PROBLEM TO WORK ON: Only lines holding the word "curioſité" should be copied from the material.

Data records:
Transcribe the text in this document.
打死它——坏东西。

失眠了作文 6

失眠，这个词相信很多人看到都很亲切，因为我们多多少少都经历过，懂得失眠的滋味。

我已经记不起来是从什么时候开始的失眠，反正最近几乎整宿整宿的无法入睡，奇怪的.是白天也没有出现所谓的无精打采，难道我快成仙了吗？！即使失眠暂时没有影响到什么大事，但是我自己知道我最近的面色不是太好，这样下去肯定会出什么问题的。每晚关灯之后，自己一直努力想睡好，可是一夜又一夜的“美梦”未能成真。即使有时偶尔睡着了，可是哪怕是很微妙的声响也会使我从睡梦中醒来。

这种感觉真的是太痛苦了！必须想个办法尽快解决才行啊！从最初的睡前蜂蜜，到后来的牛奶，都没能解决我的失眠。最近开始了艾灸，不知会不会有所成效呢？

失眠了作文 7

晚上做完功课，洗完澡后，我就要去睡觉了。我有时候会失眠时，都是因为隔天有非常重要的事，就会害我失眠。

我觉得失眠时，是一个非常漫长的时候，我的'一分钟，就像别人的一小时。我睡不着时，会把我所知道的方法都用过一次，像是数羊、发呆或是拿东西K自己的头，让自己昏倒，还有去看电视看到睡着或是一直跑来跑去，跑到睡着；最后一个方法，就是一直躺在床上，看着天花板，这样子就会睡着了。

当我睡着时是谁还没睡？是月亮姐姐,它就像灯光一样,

---

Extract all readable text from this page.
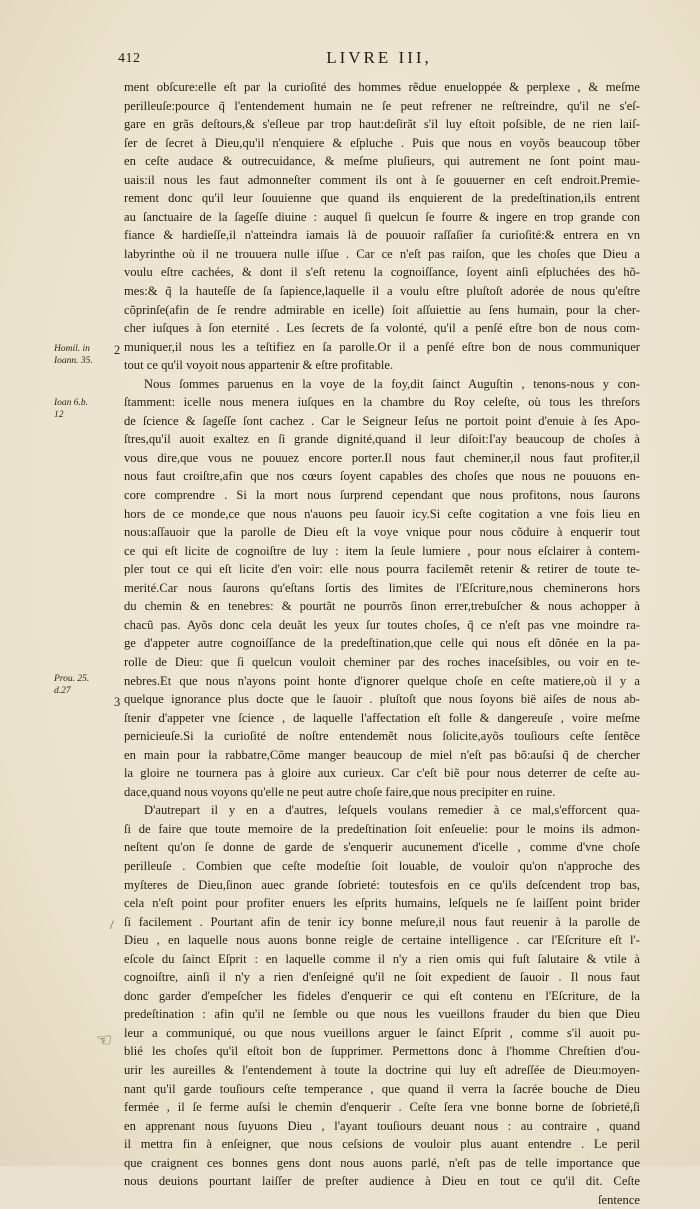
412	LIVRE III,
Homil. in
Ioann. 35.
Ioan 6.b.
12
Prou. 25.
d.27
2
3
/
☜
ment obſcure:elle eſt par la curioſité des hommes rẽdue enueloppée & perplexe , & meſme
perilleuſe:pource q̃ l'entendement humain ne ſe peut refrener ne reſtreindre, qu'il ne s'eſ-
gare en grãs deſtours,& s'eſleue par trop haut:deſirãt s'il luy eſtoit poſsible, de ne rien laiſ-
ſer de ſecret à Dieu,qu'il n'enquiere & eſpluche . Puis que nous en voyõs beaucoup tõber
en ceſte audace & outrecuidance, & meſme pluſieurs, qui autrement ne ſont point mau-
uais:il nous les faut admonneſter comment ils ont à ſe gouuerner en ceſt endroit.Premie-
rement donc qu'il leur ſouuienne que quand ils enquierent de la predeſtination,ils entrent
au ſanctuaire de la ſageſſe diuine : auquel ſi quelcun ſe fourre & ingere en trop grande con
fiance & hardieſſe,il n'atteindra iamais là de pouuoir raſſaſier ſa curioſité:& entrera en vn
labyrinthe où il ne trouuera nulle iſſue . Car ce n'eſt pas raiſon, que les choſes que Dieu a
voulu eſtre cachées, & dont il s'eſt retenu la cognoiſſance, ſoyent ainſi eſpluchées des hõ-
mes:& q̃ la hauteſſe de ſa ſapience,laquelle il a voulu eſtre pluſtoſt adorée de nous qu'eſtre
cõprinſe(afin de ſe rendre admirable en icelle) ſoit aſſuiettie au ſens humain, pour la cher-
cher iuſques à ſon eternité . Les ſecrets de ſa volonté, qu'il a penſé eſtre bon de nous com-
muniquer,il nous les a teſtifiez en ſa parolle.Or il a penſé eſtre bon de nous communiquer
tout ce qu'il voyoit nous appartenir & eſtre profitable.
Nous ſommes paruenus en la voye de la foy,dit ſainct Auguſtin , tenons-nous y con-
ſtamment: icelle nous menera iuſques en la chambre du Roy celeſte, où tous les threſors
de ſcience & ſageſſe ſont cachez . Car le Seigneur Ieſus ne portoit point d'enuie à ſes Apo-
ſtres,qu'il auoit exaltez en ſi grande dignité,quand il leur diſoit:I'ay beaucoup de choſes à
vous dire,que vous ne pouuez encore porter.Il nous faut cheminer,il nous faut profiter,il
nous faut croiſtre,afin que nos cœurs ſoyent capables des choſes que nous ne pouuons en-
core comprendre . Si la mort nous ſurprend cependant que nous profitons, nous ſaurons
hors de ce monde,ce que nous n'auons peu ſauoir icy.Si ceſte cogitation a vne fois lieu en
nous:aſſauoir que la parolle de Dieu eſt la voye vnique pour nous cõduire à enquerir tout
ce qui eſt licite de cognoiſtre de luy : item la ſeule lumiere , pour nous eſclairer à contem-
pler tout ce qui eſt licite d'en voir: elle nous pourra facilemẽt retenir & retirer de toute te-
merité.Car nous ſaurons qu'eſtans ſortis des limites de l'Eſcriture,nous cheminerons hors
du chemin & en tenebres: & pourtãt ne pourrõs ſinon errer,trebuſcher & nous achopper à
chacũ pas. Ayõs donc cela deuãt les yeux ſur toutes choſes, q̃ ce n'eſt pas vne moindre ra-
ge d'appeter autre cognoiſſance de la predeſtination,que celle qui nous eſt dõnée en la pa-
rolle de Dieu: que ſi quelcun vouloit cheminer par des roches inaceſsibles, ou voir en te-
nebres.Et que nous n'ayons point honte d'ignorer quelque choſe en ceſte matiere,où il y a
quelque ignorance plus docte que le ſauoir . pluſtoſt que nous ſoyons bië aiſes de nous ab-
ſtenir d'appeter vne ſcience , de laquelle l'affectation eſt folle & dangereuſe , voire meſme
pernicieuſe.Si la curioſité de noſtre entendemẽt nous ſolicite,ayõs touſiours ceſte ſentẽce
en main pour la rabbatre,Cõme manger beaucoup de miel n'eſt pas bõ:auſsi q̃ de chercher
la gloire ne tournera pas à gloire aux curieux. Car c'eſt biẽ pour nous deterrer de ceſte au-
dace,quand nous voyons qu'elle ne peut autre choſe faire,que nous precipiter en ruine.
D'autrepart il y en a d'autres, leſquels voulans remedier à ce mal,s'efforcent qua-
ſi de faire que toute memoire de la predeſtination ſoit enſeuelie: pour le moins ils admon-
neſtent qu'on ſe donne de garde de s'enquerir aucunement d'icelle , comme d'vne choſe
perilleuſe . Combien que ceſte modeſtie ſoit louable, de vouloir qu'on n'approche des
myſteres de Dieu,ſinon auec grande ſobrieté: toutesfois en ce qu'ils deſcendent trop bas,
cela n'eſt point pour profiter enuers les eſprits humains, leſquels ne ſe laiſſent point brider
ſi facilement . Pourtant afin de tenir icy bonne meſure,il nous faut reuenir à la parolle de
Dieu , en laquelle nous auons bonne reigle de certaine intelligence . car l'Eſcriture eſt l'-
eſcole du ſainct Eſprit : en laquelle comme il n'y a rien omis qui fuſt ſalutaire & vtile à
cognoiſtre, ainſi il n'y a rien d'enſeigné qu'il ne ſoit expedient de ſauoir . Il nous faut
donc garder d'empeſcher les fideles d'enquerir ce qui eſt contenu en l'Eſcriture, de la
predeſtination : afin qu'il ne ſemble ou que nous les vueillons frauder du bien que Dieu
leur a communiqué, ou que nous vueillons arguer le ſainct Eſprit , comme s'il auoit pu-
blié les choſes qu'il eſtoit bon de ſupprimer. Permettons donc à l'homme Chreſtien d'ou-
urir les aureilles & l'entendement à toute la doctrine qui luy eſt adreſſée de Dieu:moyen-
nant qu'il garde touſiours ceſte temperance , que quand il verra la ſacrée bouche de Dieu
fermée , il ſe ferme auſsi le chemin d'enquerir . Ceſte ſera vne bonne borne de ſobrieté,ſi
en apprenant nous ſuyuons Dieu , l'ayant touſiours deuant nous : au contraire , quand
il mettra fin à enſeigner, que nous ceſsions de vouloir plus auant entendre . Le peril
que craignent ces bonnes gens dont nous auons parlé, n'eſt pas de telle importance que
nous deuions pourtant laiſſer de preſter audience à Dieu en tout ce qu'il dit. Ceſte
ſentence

EXPECTED OUTPUT:
ment obſcure:elle eſt par la curioſité des hommes rẽdue enueloppée & perplexe , & meſme
fiance & hardieſſe,il n'atteindra iamais là de pouuoir raſſaſier ſa curioſité:& entrera en vn
pernicieuſe.Si la curioſité de noſtre entendemẽt nous ſolicite,ayõs touſiours ceſte ſentẽce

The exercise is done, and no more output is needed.